Supplied material:
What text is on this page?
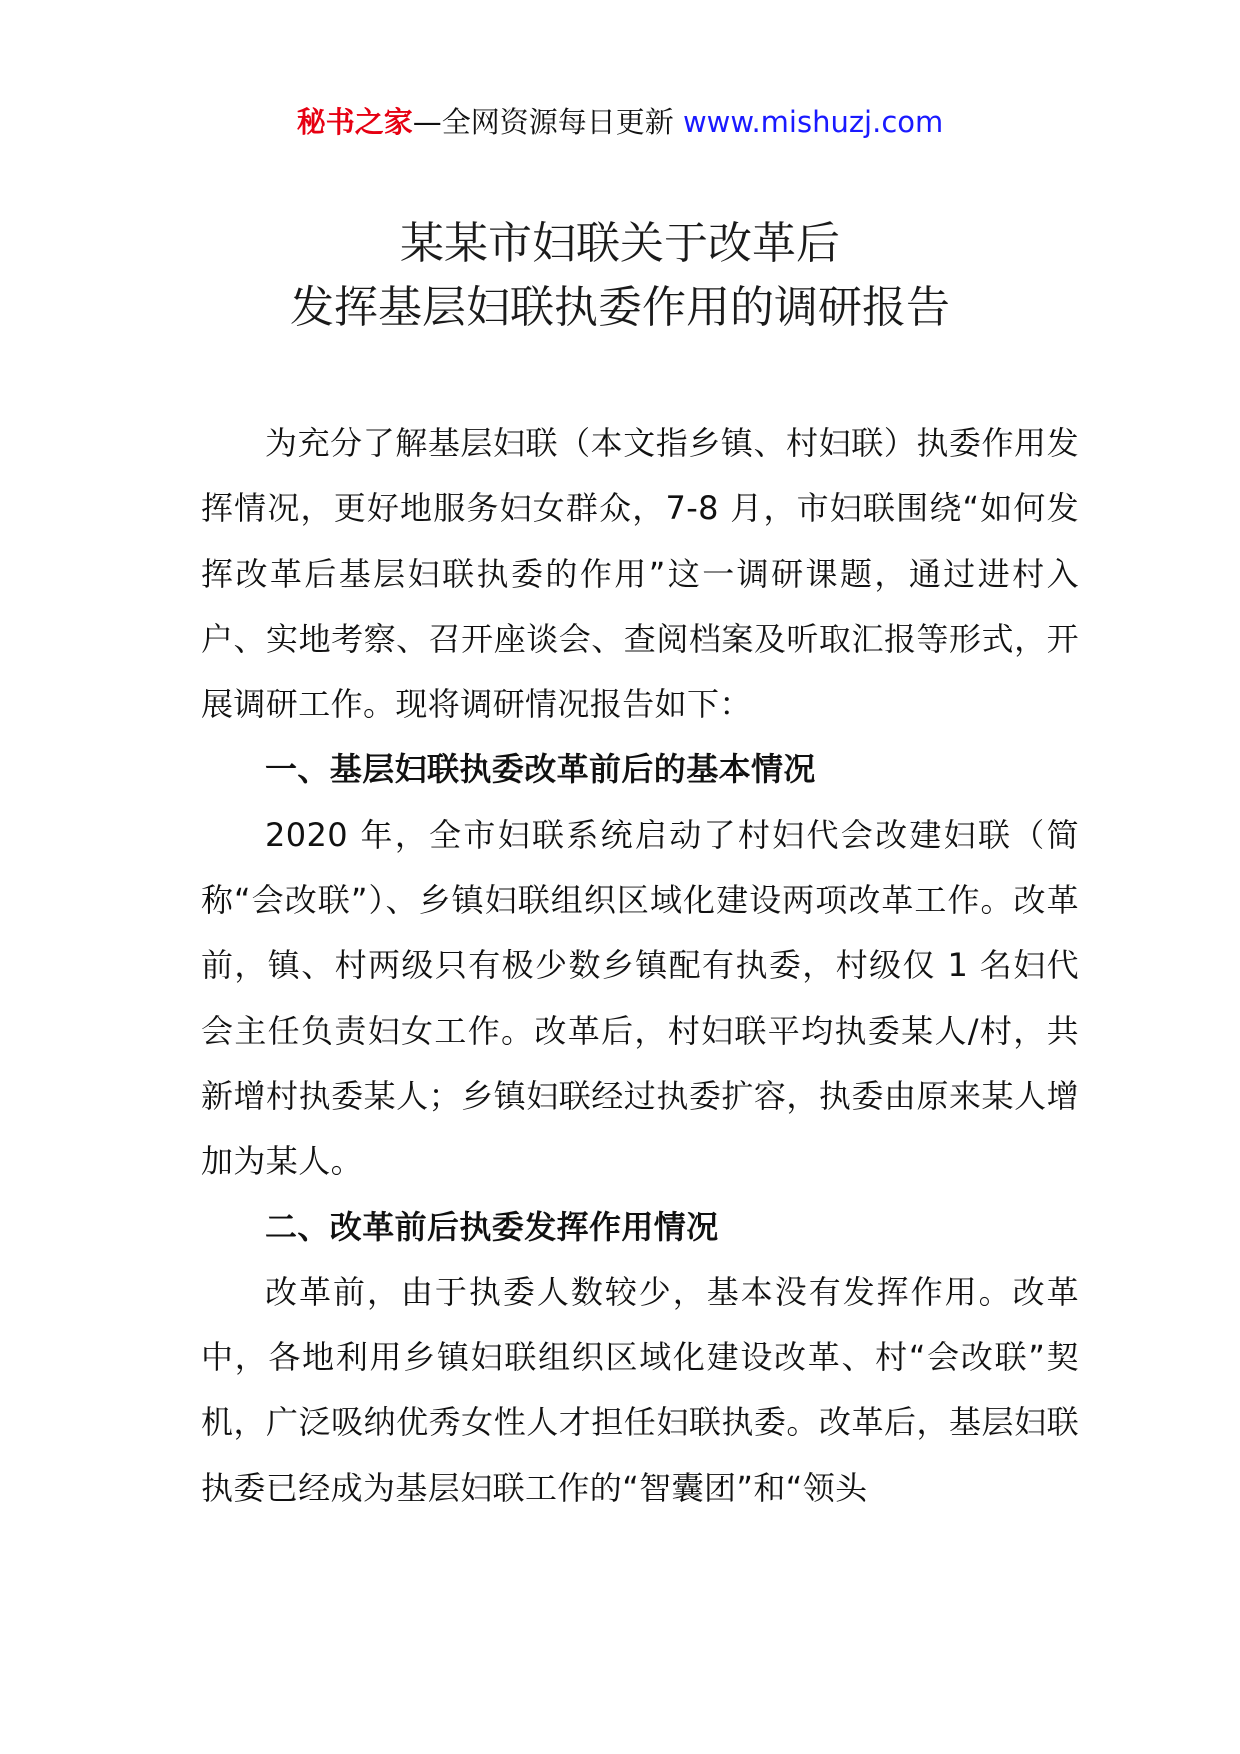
秘书之家—全网资源每日更新 www.mishuzj.com
某某市妇联关于改革后
发挥基层妇联执委作用的调研报告

为充分了解基层妇联（本文指乡镇、村妇联）执委作用发挥情况，更好地服务妇女群众，7-8 月，市妇联围绕“如何发挥改革后基层妇联执委的作用”这一调研课题，通过进村入户、实地考察、召开座谈会、查阅档案及听取汇报等形式，开展调研工作。现将调研情况报告如下：

一、基层妇联执委改革前后的基本情况

2020 年，全市妇联系统启动了村妇代会改建妇联（简称“会改联”）、乡镇妇联组织区域化建设两项改革工作。改革前，镇、村两级只有极少数乡镇配有执委，村级仅 1 名妇代会主任负责妇女工作。改革后，村妇联平均执委某人/村，共新增村执委某人；乡镇妇联经过执委扩容，执委由原来某人增加为某人。

二、改革前后执委发挥作用情况

改革前，由于执委人数较少，基本没有发挥作用。改革中，各地利用乡镇妇联组织区域化建设改革、村“会改联”契机，广泛吸纳优秀女性人才担任妇联执委。改革后，基层妇联执委已经成为基层妇联工作的“智囊团”和“领头
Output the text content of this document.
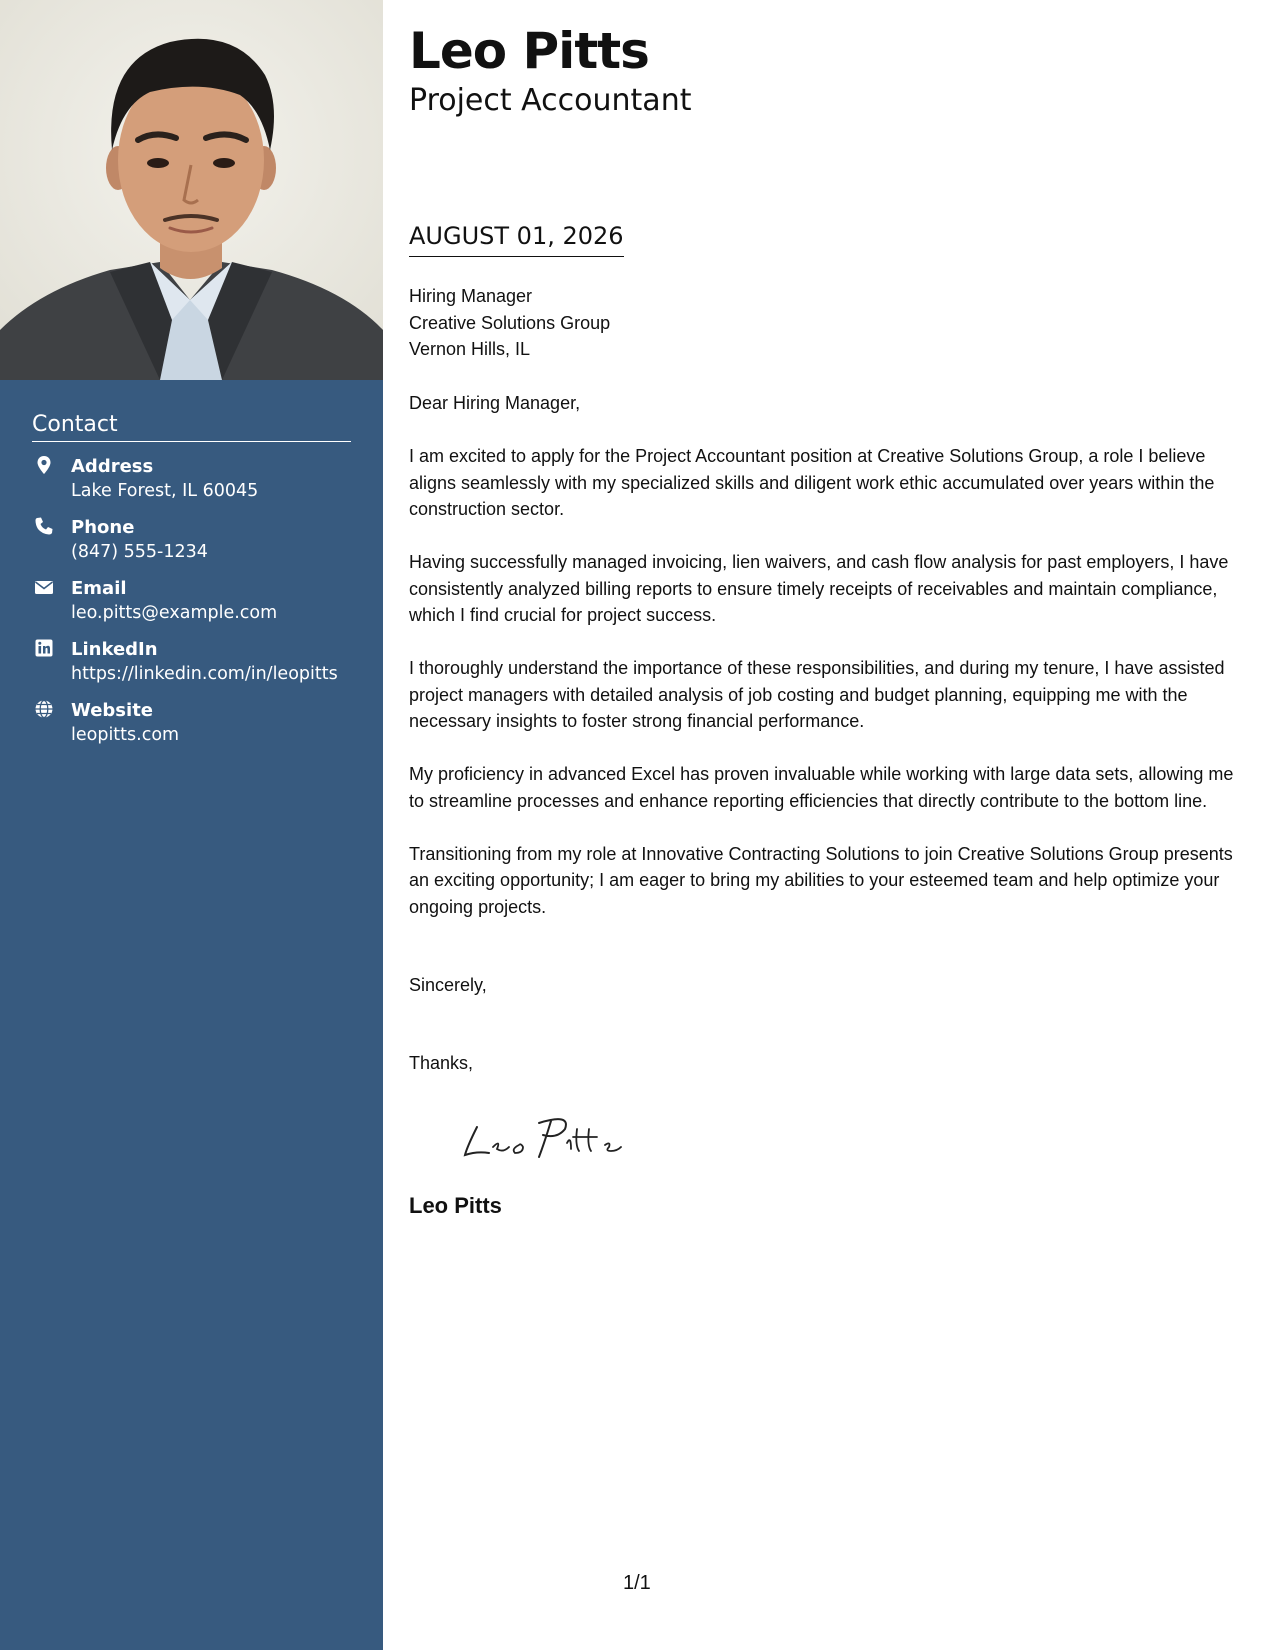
Contact
Address
Lake Forest, IL 60045
Phone
(847) 555-1234
Email
leo.pitts@example.com
LinkedIn
https://linkedin.com/in/leopitts
Website
leopitts.com
Leo Pitts
Project Accountant
AUGUST 01, 2026
Hiring Manager
Creative Solutions Group
Vernon Hills, IL
Dear Hiring Manager,

I am excited to apply for the Project Accountant position at Creative Solutions Group, a role I believe aligns seamlessly with my specialized skills and diligent work ethic accumulated over years within the construction sector.

Having successfully managed invoicing, lien waivers, and cash flow analysis for past employers, I have consistently analyzed billing reports to ensure timely receipts of receivables and maintain compliance, which I find crucial for project success.

I thoroughly understand the importance of these responsibilities, and during my tenure, I have assisted project managers with detailed analysis of job costing and budget planning, equipping me with the necessary insights to foster strong financial performance.

My proficiency in advanced Excel has proven invaluable while working with large data sets, allowing me to streamline processes and enhance reporting efficiencies that directly contribute to the bottom line.

Transitioning from my role at Innovative Contracting Solutions to join Creative Solutions Group presents an exciting opportunity; I am eager to bring my abilities to your esteemed team and help optimize your ongoing projects.

Sincerely,
Thanks,
Leo Pitts
1/1
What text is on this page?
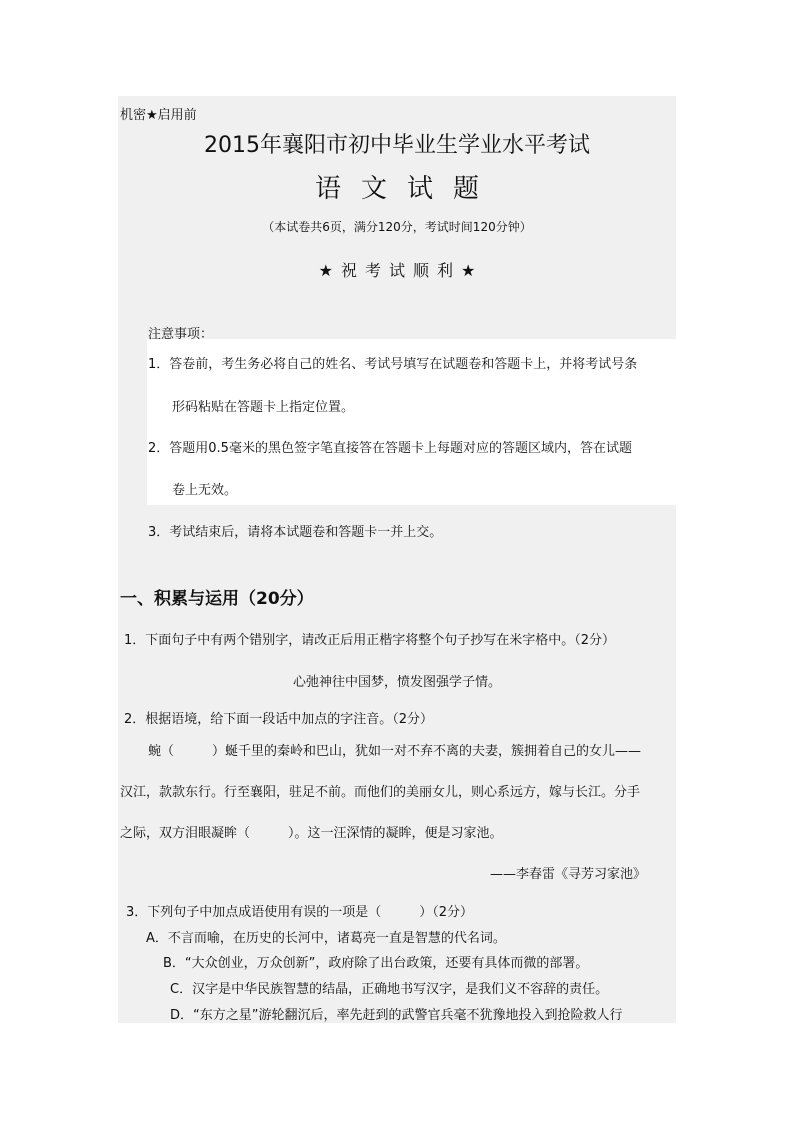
机密★启用前
2015年襄阳市初中毕业生学业水平考试
语文试题
（本试卷共6页，满分120分，考试时间120分钟）
★祝考试顺利★
注意事项：
1．答卷前，考生务必将自己的姓名、考试号填写在试题卷和答题卡上，并将考试号条
形码粘贴在答题卡上指定位置。
2．答题用0.5毫米的黑色签字笔直接答在答题卡上每题对应的答题区域内，答在试题
卷上无效。
3．考试结束后，请将本试题卷和答题卡一并上交。
一、积累与运用（20分）
1．下面句子中有两个错别字，请改正后用正楷字将整个句子抄写在米字格中。（2分）
心弛神往中国梦，愤发图强学子情。
2．根据语境，给下面一段话中加点的字注音。（2分）
蜿（	）蜒千里的秦岭和巴山，犹如一对不弃不离的夫妻，簇拥着自己的女儿——
汉江，款款东行。行至襄阳，驻足不前。而他们的美丽女儿，则心系远方，嫁与长江。分手
之际，双方泪眼凝眸（	）。这一汪深情的凝眸，便是习家池。
——李春雷《寻芳习家池》
3．下列句子中加点成语使用有误的一项是（	）（2分）
A．不言而喻，在历史的长河中，诸葛亮一直是智慧的代名词。
B．“大众创业，万众创新”，政府除了出台政策，还要有具体而微的部署。
C．汉字是中华民族智慧的结晶，正确地书写汉字，是我们义不容辞的责任。
D．“东方之星”游轮翻沉后，率先赶到的武警官兵毫不犹豫地投入到抢险救人行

What is required: Only lines that contain the word "Accountant" are wanted; copy each of them.

Response:
Project Accountant
I am excited to apply for the Project Accountant position at Creative Solutions Group, a role I believe aligns seamlessly with my specialized skills and diligent work ethic accumulated over years within the construction sector.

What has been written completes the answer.